## Instructions for the task
Make an exact copy of the records, with the pictures left out.

[Records about charts and figures]
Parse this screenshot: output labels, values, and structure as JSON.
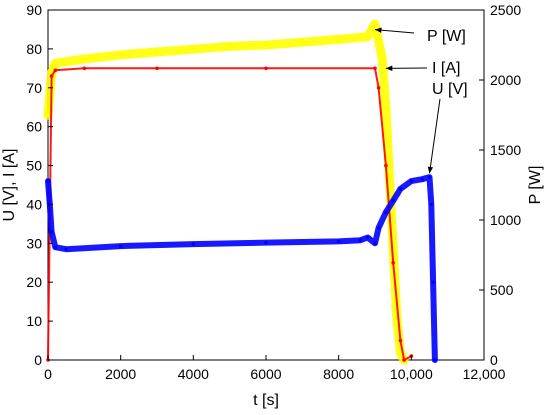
{
  "chart_data": {
    "type": "line",
    "title": "",
    "xlabel": "t [s]",
    "ylabel_left": "U [V], I [A]",
    "ylabel_right": "P [W]",
    "xlim": [
      0,
      12000
    ],
    "ylim_left": [
      0,
      90
    ],
    "ylim_right": [
      0,
      2500
    ],
    "grid": false,
    "x_ticks": [
      {
        "value": 0,
        "label": "0"
      },
      {
        "value": 2000,
        "label": "2000"
      },
      {
        "value": 4000,
        "label": "4000"
      },
      {
        "value": 6000,
        "label": "6000"
      },
      {
        "value": 8000,
        "label": "8000"
      },
      {
        "value": 10000,
        "label": "10,000"
      },
      {
        "value": 12000,
        "label": "12,000"
      }
    ],
    "y_left_ticks": [
      {
        "value": 0,
        "label": "0"
      },
      {
        "value": 10,
        "label": "10"
      },
      {
        "value": 20,
        "label": "20"
      },
      {
        "value": 30,
        "label": "30"
      },
      {
        "value": 40,
        "label": "40"
      },
      {
        "value": 50,
        "label": "50"
      },
      {
        "value": 60,
        "label": "60"
      },
      {
        "value": 70,
        "label": "70"
      },
      {
        "value": 80,
        "label": "80"
      },
      {
        "value": 90,
        "label": "90"
      }
    ],
    "y_right_ticks": [
      {
        "value": 0,
        "label": "0"
      },
      {
        "value": 500,
        "label": "500"
      },
      {
        "value": 1000,
        "label": "1000"
      },
      {
        "value": 1500,
        "label": "1500"
      },
      {
        "value": 2000,
        "label": "2000"
      },
      {
        "value": 2500,
        "label": "2500"
      }
    ],
    "series": [
      {
        "name": "P [W]",
        "axis": "right",
        "color": "#ffff00",
        "points": [
          [
            0,
            1750
          ],
          [
            100,
            2050
          ],
          [
            200,
            2120
          ],
          [
            1000,
            2150
          ],
          [
            2000,
            2180
          ],
          [
            3000,
            2200
          ],
          [
            4000,
            2220
          ],
          [
            5000,
            2240
          ],
          [
            6000,
            2250
          ],
          [
            7000,
            2270
          ],
          [
            8000,
            2290
          ],
          [
            8800,
            2310
          ],
          [
            9000,
            2400
          ],
          [
            9200,
            2150
          ],
          [
            9300,
            1800
          ],
          [
            9400,
            1300
          ],
          [
            9500,
            800
          ],
          [
            9600,
            300
          ],
          [
            9700,
            50
          ],
          [
            9800,
            0
          ]
        ]
      },
      {
        "name": "I [A]",
        "axis": "left",
        "color": "#ff0000",
        "points": [
          [
            0,
            0
          ],
          [
            100,
            73
          ],
          [
            200,
            74.5
          ],
          [
            1000,
            75
          ],
          [
            3000,
            75
          ],
          [
            6000,
            75
          ],
          [
            9000,
            75
          ],
          [
            9100,
            70
          ],
          [
            9300,
            50
          ],
          [
            9500,
            25
          ],
          [
            9700,
            5
          ],
          [
            9800,
            0
          ],
          [
            10000,
            1
          ]
        ]
      },
      {
        "name": "U [V]",
        "axis": "left",
        "color": "#0000ff",
        "points": [
          [
            0,
            46
          ],
          [
            50,
            40
          ],
          [
            100,
            33
          ],
          [
            200,
            29
          ],
          [
            500,
            28.5
          ],
          [
            2000,
            29.3
          ],
          [
            4000,
            29.8
          ],
          [
            6000,
            30.2
          ],
          [
            8000,
            30.5
          ],
          [
            8600,
            30.8
          ],
          [
            8800,
            31.5
          ],
          [
            9000,
            30
          ],
          [
            9100,
            34
          ],
          [
            9300,
            38
          ],
          [
            9500,
            41
          ],
          [
            9700,
            44
          ],
          [
            10000,
            46
          ],
          [
            10300,
            46.5
          ],
          [
            10500,
            47
          ],
          [
            10550,
            40
          ],
          [
            10600,
            20
          ],
          [
            10650,
            0
          ]
        ]
      }
    ],
    "annotations": [
      {
        "text": "P [W]",
        "target": [
          9000,
          2360
        ],
        "axis": "right"
      },
      {
        "text": "I [A]",
        "target": [
          9300,
          75
        ],
        "axis": "left"
      },
      {
        "text": "U [V]",
        "target": [
          10500,
          48
        ],
        "axis": "left"
      }
    ]
  }
}
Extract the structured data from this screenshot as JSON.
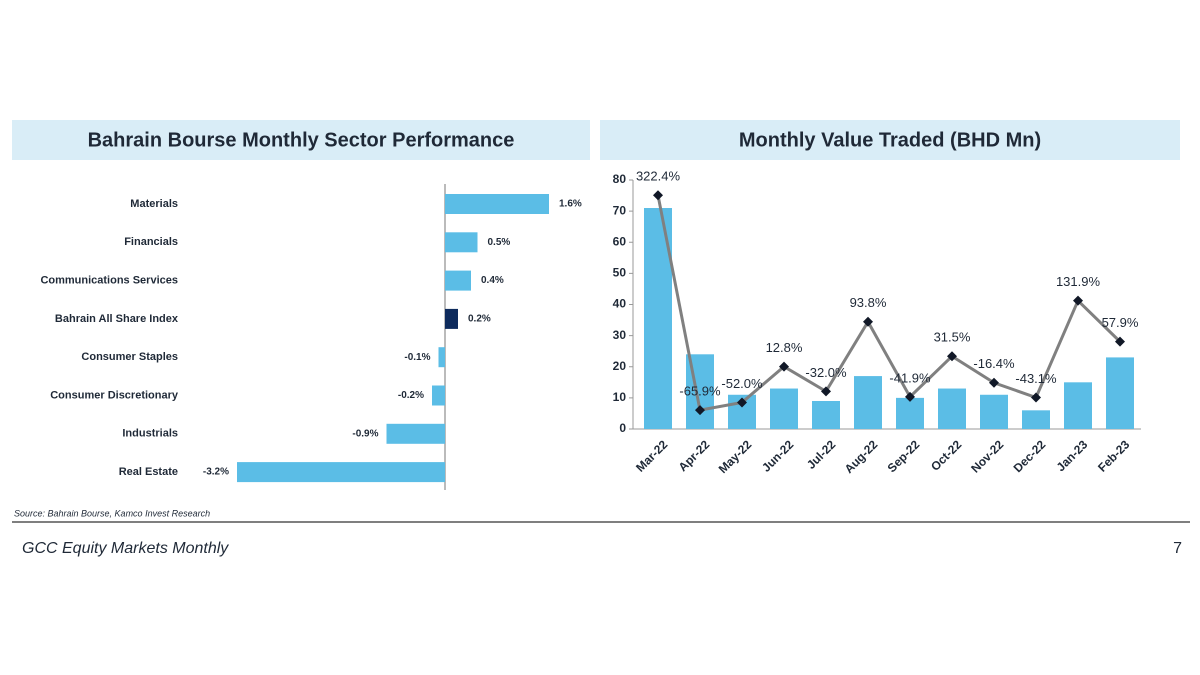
{
  "chart_data": [
    {
      "type": "hbar",
      "title": "Bahrain Bourse Monthly Sector Performance",
      "categories": [
        "Materials",
        "Financials",
        "Communications Services",
        "Bahrain All Share Index",
        "Consumer Staples",
        "Consumer Discretionary",
        "Industrials",
        "Real Estate"
      ],
      "values": [
        1.6,
        0.5,
        0.4,
        0.2,
        -0.1,
        -0.2,
        -0.9,
        -3.2
      ],
      "value_labels": [
        "1.6%",
        "0.5%",
        "0.4%",
        "0.2%",
        "-0.1%",
        "-0.2%",
        "-0.9%",
        "-3.2%"
      ],
      "colors": [
        "#5bbde6",
        "#5bbde6",
        "#5bbde6",
        "#0d2a5c",
        "#5bbde6",
        "#5bbde6",
        "#5bbde6",
        "#5bbde6"
      ]
    },
    {
      "type": "combo",
      "title": "Monthly Value Traded (BHD Mn)",
      "categories": [
        "Mar-22",
        "Apr-22",
        "May-22",
        "Jun-22",
        "Jul-22",
        "Aug-22",
        "Sep-22",
        "Oct-22",
        "Nov-22",
        "Dec-22",
        "Jan-23",
        "Feb-23"
      ],
      "ylim": [
        0,
        80
      ],
      "yticks": [
        0,
        10,
        20,
        30,
        40,
        50,
        60,
        70,
        80
      ],
      "y2lim": [
        -100,
        350
      ],
      "series": [
        {
          "type": "bar",
          "color": "#5bbde6",
          "values": [
            71,
            24,
            11,
            13,
            9,
            17,
            10,
            13,
            11,
            6,
            15,
            23
          ]
        },
        {
          "type": "line",
          "axis": "y2",
          "color": "#808080",
          "marker_color": "#111827",
          "values": [
            322.4,
            -65.9,
            -52.0,
            12.8,
            -32.0,
            93.8,
            -41.9,
            31.5,
            -16.4,
            -43.1,
            131.9,
            57.9
          ],
          "value_labels": [
            "322.4%",
            "-65.9%",
            "-52.0%",
            "12.8%",
            "-32.0%",
            "93.8%",
            "-41.9%",
            "31.5%",
            "-16.4%",
            "-43.1%",
            "131.9%",
            "57.9%"
          ]
        }
      ]
    }
  ],
  "source": "Source: Bahrain Bourse, Kamco Invest Research",
  "footer": {
    "title": "GCC Equity Markets Monthly",
    "page": "7"
  }
}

## Solution for this problem
Parse this screenshot: output labels, values, and structure as JSON.
{
  "chart_data": {
    "type": "line",
    "title": "",
    "xlabel": "t [s]",
    "ylabel_left": "U [V], I [A]",
    "ylabel_right": "P [W]",
    "xlim": [
      0,
      12000
    ],
    "ylim_left": [
      0,
      90
    ],
    "ylim_right": [
      0,
      2500
    ],
    "grid": false,
    "x_ticks": [
      {
        "value": 0,
        "label": "0"
      },
      {
        "value": 2000,
        "label": "2000"
      },
      {
        "value": 4000,
        "label": "4000"
      },
      {
        "value": 6000,
        "label": "6000"
      },
      {
        "value": 8000,
        "label": "8000"
      },
      {
        "value": 10000,
        "label": "10,000"
      },
      {
        "value": 12000,
        "label": "12,000"
      }
    ],
    "y_left_ticks": [
      {
        "value": 0,
        "label": "0"
      },
      {
        "value": 10,
        "label": "10"
      },
      {
        "value": 20,
        "label": "20"
      },
      {
        "value": 30,
        "label": "30"
      },
      {
        "value": 40,
        "label": "40"
      },
      {
        "value": 50,
        "label": "50"
      },
      {
        "value": 60,
        "label": "60"
      },
      {
        "value": 70,
        "label": "70"
      },
      {
        "value": 80,
        "label": "80"
      },
      {
        "value": 90,
        "label": "90"
      }
    ],
    "y_right_ticks": [
      {
        "value": 0,
        "label": "0"
      },
      {
        "value": 500,
        "label": "500"
      },
      {
        "value": 1000,
        "label": "1000"
      },
      {
        "value": 1500,
        "label": "1500"
      },
      {
        "value": 2000,
        "label": "2000"
      },
      {
        "value": 2500,
        "label": "2500"
      }
    ],
    "series": [
      {
        "name": "P [W]",
        "axis": "right",
        "color": "#ffff00",
        "points": [
          [
            0,
            1750
          ],
          [
            100,
            2050
          ],
          [
            200,
            2120
          ],
          [
            1000,
            2150
          ],
          [
            2000,
            2180
          ],
          [
            3000,
            2200
          ],
          [
            4000,
            2220
          ],
          [
            5000,
            2240
          ],
          [
            6000,
            2250
          ],
          [
            7000,
            2270
          ],
          [
            8000,
            2290
          ],
          [
            8800,
            2310
          ],
          [
            9000,
            2400
          ],
          [
            9200,
            2150
          ],
          [
            9300,
            1800
          ],
          [
            9400,
            1300
          ],
          [
            9500,
            800
          ],
          [
            9600,
            300
          ],
          [
            9700,
            50
          ],
          [
            9800,
            0
          ]
        ]
      },
      {
        "name": "I [A]",
        "axis": "left",
        "color": "#ff0000",
        "points": [
          [
            0,
            0
          ],
          [
            100,
            73
          ],
          [
            200,
            74.5
          ],
          [
            1000,
            75
          ],
          [
            3000,
            75
          ],
          [
            6000,
            75
          ],
          [
            9000,
            75
          ],
          [
            9100,
            70
          ],
          [
            9300,
            50
          ],
          [
            9500,
            25
          ],
          [
            9700,
            5
          ],
          [
            9800,
            0
          ],
          [
            10000,
            1
          ]
        ]
      },
      {
        "name": "U [V]",
        "axis": "left",
        "color": "#0000ff",
        "points": [
          [
            0,
            46
          ],
          [
            50,
            40
          ],
          [
            100,
            33
          ],
          [
            200,
            29
          ],
          [
            500,
            28.5
          ],
          [
            2000,
            29.3
          ],
          [
            4000,
            29.8
          ],
          [
            6000,
            30.2
          ],
          [
            8000,
            30.5
          ],
          [
            8600,
            30.8
          ],
          [
            8800,
            31.5
          ],
          [
            9000,
            30
          ],
          [
            9100,
            34
          ],
          [
            9300,
            38
          ],
          [
            9500,
            41
          ],
          [
            9700,
            44
          ],
          [
            10000,
            46
          ],
          [
            10300,
            46.5
          ],
          [
            10500,
            47
          ],
          [
            10550,
            40
          ],
          [
            10600,
            20
          ],
          [
            10650,
            0
          ]
        ]
      }
    ],
    "annotations": [
      {
        "text": "P [W]",
        "target": [
          9000,
          2360
        ],
        "axis": "right"
      },
      {
        "text": "I [A]",
        "target": [
          9300,
          75
        ],
        "axis": "left"
      },
      {
        "text": "U [V]",
        "target": [
          10500,
          48
        ],
        "axis": "left"
      }
    ]
  }
}
Extract the structured data from this screenshot as JSON.
{
  "chart_data": [
    {
      "type": "hbar",
      "title": "Bahrain Bourse Monthly Sector Performance",
      "categories": [
        "Materials",
        "Financials",
        "Communications Services",
        "Bahrain All Share Index",
        "Consumer Staples",
        "Consumer Discretionary",
        "Industrials",
        "Real Estate"
      ],
      "values": [
        1.6,
        0.5,
        0.4,
        0.2,
        -0.1,
        -0.2,
        -0.9,
        -3.2
      ],
      "value_labels": [
        "1.6%",
        "0.5%",
        "0.4%",
        "0.2%",
        "-0.1%",
        "-0.2%",
        "-0.9%",
        "-3.2%"
      ],
      "colors": [
        "#5bbde6",
        "#5bbde6",
        "#5bbde6",
        "#0d2a5c",
        "#5bbde6",
        "#5bbde6",
        "#5bbde6",
        "#5bbde6"
      ]
    },
    {
      "type": "combo",
      "title": "Monthly Value Traded (BHD Mn)",
      "categories": [
        "Mar-22",
        "Apr-22",
        "May-22",
        "Jun-22",
        "Jul-22",
        "Aug-22",
        "Sep-22",
        "Oct-22",
        "Nov-22",
        "Dec-22",
        "Jan-23",
        "Feb-23"
      ],
      "ylim": [
        0,
        80
      ],
      "yticks": [
        0,
        10,
        20,
        30,
        40,
        50,
        60,
        70,
        80
      ],
      "y2lim": [
        -100,
        350
      ],
      "series": [
        {
          "type": "bar",
          "color": "#5bbde6",
          "values": [
            71,
            24,
            11,
            13,
            9,
            17,
            10,
            13,
            11,
            6,
            15,
            23
          ]
        },
        {
          "type": "line",
          "axis": "y2",
          "color": "#808080",
          "marker_color": "#111827",
          "values": [
            322.4,
            -65.9,
            -52.0,
            12.8,
            -32.0,
            93.8,
            -41.9,
            31.5,
            -16.4,
            -43.1,
            131.9,
            57.9
          ],
          "value_labels": [
            "322.4%",
            "-65.9%",
            "-52.0%",
            "12.8%",
            "-32.0%",
            "93.8%",
            "-41.9%",
            "31.5%",
            "-16.4%",
            "-43.1%",
            "131.9%",
            "57.9%"
          ]
        }
      ]
    }
  ],
  "source": "Source: Bahrain Bourse, Kamco Invest Research",
  "footer": {
    "title": "GCC Equity Markets Monthly",
    "page": "7"
  }
}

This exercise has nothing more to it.